--- start Material to process ---
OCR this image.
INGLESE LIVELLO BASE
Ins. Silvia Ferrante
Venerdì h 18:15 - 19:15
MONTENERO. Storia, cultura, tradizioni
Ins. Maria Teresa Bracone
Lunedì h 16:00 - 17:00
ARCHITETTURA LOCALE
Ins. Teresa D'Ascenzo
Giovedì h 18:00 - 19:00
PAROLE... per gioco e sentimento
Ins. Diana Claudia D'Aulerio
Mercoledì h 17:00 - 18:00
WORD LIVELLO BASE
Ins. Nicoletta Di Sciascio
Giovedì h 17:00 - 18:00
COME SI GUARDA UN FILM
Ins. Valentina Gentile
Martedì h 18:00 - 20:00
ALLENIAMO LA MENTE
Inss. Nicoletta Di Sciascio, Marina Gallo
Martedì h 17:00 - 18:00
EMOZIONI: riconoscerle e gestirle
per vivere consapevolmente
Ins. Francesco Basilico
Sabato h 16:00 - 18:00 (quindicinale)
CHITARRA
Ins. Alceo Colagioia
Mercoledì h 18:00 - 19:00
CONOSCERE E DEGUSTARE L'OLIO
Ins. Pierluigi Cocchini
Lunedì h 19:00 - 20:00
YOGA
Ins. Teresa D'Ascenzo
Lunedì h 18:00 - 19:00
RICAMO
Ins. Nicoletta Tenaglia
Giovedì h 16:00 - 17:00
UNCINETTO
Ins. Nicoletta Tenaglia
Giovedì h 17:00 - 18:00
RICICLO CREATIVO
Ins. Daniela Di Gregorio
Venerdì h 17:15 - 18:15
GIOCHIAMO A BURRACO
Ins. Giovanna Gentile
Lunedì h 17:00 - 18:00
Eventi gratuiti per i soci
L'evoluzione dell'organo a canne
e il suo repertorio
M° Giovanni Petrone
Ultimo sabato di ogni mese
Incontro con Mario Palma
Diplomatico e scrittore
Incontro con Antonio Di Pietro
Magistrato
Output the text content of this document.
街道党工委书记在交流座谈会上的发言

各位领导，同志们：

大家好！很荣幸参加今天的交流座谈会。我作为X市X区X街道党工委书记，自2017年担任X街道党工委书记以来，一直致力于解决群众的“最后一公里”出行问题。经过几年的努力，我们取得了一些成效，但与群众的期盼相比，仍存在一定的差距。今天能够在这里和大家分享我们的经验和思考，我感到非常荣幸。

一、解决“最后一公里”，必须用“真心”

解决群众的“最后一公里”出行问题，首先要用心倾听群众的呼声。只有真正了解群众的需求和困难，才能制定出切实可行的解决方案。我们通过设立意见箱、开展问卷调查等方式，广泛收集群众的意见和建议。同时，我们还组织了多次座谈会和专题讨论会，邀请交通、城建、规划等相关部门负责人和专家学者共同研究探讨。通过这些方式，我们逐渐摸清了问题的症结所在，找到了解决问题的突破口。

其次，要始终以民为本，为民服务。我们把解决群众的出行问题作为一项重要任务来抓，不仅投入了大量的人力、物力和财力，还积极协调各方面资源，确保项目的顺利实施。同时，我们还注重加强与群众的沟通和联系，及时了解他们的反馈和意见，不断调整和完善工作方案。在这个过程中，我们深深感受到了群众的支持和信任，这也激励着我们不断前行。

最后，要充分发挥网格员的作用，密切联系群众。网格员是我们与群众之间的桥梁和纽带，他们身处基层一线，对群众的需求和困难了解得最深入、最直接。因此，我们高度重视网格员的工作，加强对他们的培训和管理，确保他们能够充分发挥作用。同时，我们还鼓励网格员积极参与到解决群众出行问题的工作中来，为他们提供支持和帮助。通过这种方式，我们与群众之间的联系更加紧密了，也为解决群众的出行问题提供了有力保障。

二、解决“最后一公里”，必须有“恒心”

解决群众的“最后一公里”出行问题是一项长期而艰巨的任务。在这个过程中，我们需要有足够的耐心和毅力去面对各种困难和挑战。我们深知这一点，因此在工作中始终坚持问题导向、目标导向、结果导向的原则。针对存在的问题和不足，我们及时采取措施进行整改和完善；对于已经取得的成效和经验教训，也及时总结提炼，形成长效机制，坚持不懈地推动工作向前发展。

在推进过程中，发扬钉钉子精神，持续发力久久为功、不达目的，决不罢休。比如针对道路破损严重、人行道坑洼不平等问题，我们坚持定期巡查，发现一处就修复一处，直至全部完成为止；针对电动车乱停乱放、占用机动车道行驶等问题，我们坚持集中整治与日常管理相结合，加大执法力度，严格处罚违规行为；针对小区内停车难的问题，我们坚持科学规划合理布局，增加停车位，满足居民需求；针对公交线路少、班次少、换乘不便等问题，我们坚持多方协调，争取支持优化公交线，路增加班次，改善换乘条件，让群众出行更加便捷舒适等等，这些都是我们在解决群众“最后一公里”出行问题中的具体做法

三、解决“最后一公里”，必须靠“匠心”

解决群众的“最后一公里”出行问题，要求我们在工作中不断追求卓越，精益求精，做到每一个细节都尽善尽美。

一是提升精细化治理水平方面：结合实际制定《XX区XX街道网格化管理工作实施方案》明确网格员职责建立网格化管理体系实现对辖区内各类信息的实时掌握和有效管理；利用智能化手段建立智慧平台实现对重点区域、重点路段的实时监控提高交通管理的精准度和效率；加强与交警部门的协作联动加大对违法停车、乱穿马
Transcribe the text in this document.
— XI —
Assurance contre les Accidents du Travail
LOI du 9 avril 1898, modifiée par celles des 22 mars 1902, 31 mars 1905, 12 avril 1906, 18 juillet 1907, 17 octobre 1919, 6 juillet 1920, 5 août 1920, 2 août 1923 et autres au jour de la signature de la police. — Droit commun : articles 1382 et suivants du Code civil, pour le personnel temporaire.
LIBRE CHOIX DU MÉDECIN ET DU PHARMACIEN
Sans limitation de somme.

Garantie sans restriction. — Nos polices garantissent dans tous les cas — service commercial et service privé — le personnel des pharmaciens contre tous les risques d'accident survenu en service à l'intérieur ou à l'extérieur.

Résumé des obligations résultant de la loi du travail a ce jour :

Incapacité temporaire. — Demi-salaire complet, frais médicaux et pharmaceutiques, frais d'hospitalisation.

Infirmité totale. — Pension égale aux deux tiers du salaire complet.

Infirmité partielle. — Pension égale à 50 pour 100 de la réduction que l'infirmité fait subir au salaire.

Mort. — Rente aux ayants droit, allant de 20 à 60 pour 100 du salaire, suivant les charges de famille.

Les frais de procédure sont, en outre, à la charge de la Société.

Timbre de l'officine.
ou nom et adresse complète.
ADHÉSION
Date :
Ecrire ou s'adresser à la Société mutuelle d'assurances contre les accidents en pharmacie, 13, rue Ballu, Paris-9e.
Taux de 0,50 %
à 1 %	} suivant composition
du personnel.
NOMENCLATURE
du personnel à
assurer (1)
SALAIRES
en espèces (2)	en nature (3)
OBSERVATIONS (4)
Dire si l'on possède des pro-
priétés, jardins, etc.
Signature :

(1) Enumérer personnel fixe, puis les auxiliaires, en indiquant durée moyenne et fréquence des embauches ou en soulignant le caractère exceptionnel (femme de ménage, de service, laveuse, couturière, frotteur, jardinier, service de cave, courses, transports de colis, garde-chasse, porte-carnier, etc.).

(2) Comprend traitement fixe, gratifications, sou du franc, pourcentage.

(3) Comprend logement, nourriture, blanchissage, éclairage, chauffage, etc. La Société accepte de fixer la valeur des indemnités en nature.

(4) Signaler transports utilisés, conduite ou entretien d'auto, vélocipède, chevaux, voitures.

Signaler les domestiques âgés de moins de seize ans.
--- end Material to process ---
| Direction |
Identify every line where the string "document" appears.

| Output for this exercise |
Output the text content of this document.
Transcribe the text in this document.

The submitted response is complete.